Material for the task:
========================
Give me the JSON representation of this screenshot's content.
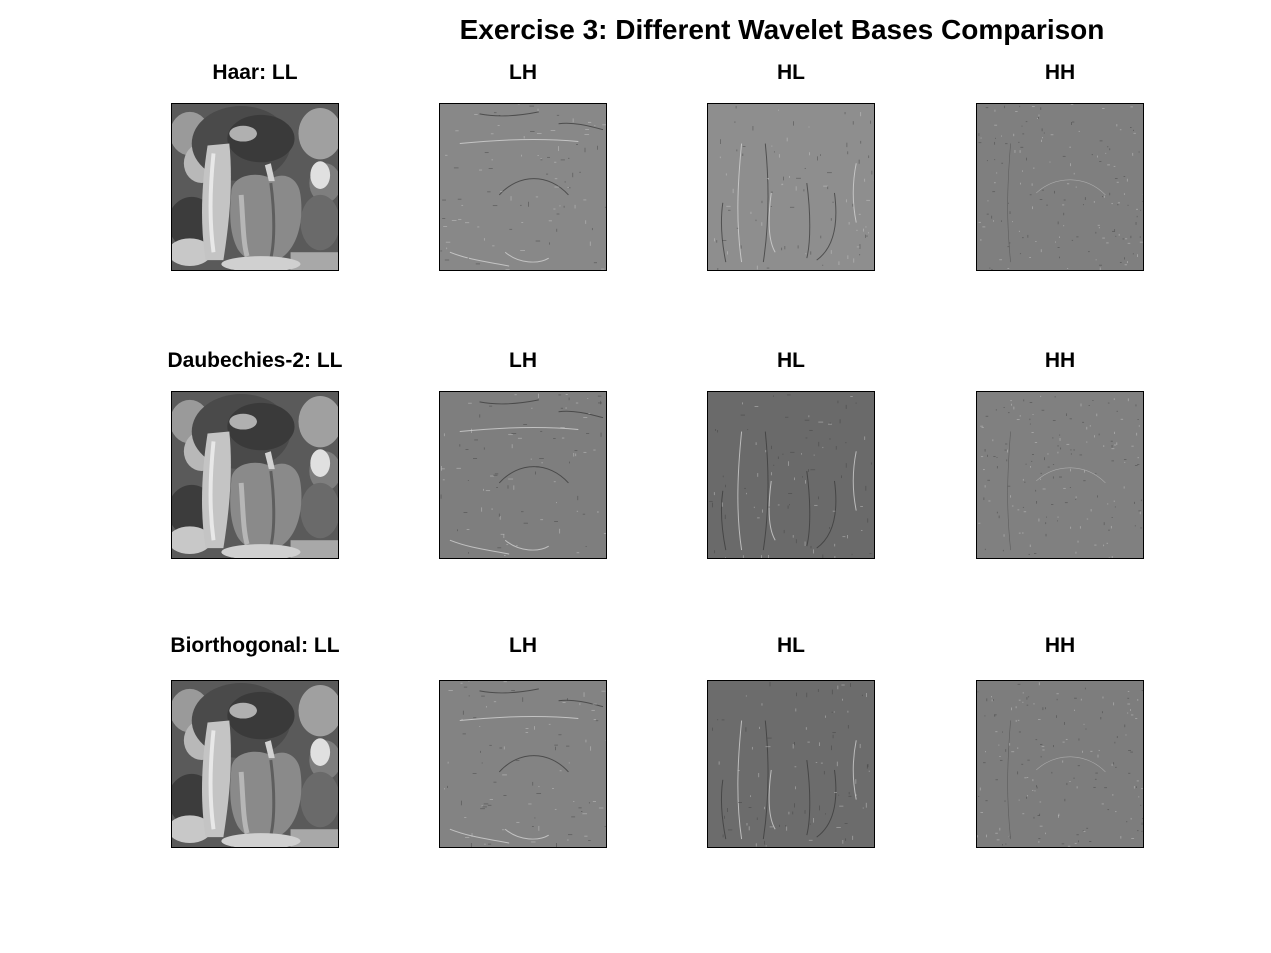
{
  "figure": {
    "title": "Exercise 3: Different Wavelet Bases Comparison",
    "rows": [
      {
        "id": "haar",
        "panels": [
          {
            "kind": "LL",
            "title": "Haar: LL",
            "tone": "#6e6e6e"
          },
          {
            "kind": "LH",
            "title": "LH",
            "tone": "#888888"
          },
          {
            "kind": "HL",
            "title": "HL",
            "tone": "#8e8e8e"
          },
          {
            "kind": "HH",
            "title": "HH",
            "tone": "#7f7f7f"
          }
        ]
      },
      {
        "id": "db2",
        "panels": [
          {
            "kind": "LL",
            "title": "Daubechies-2: LL",
            "tone": "#6e6e6e"
          },
          {
            "kind": "LH",
            "title": "LH",
            "tone": "#7e7e7e"
          },
          {
            "kind": "HL",
            "title": "HL",
            "tone": "#6a6a6a"
          },
          {
            "kind": "HH",
            "title": "HH",
            "tone": "#808080"
          }
        ]
      },
      {
        "id": "bior",
        "panels": [
          {
            "kind": "LL",
            "title": "Biorthogonal: LL",
            "tone": "#6e6e6e"
          },
          {
            "kind": "LH",
            "title": "LH",
            "tone": "#838383"
          },
          {
            "kind": "HL",
            "title": "HL",
            "tone": "#6c6c6c"
          },
          {
            "kind": "HH",
            "title": "HH",
            "tone": "#7d7d7d"
          }
        ]
      }
    ]
  }
}
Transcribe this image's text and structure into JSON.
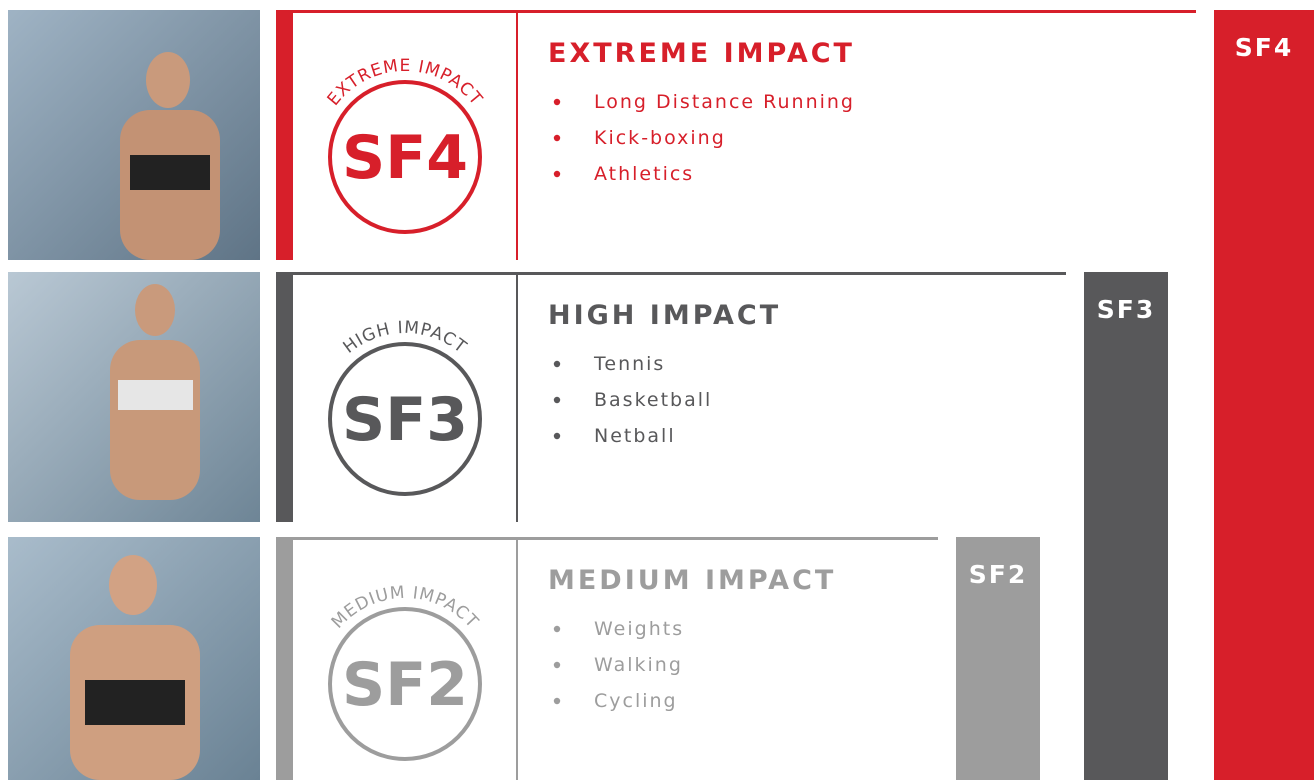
{
  "rows": [
    {
      "badge_arc": "EXTREME IMPACT",
      "badge": "SF4",
      "title": "EXTREME IMPACT",
      "items": [
        "Long Distance Running",
        "Kick-boxing",
        "Athletics"
      ],
      "tab": "SF4",
      "color": "#d71f2a"
    },
    {
      "badge_arc": "HIGH IMPACT",
      "badge": "SF3",
      "title": "HIGH IMPACT",
      "items": [
        "Tennis",
        "Basketball",
        "Netball"
      ],
      "tab": "SF3",
      "color": "#58585a"
    },
    {
      "badge_arc": "MEDIUM IMPACT",
      "badge": "SF2",
      "title": "MEDIUM IMPACT",
      "items": [
        "Weights",
        "Walking",
        "Cycling"
      ],
      "tab": "SF2",
      "color": "#9d9d9d"
    }
  ]
}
========================
Problem requirements: The lines from the one holding "Transcribe this image's" through the end of the material above are to be echoed exactly, both ends included. Do not include pictures.

Full output:
Transcribe this image's text and structure into JSON.
{
  "rows": [
    {
      "badge_arc": "EXTREME IMPACT",
      "badge": "SF4",
      "title": "EXTREME IMPACT",
      "items": [
        "Long Distance Running",
        "Kick-boxing",
        "Athletics"
      ],
      "tab": "SF4",
      "color": "#d71f2a"
    },
    {
      "badge_arc": "HIGH IMPACT",
      "badge": "SF3",
      "title": "HIGH IMPACT",
      "items": [
        "Tennis",
        "Basketball",
        "Netball"
      ],
      "tab": "SF3",
      "color": "#58585a"
    },
    {
      "badge_arc": "MEDIUM IMPACT",
      "badge": "SF2",
      "title": "MEDIUM IMPACT",
      "items": [
        "Weights",
        "Walking",
        "Cycling"
      ],
      "tab": "SF2",
      "color": "#9d9d9d"
    }
  ]
}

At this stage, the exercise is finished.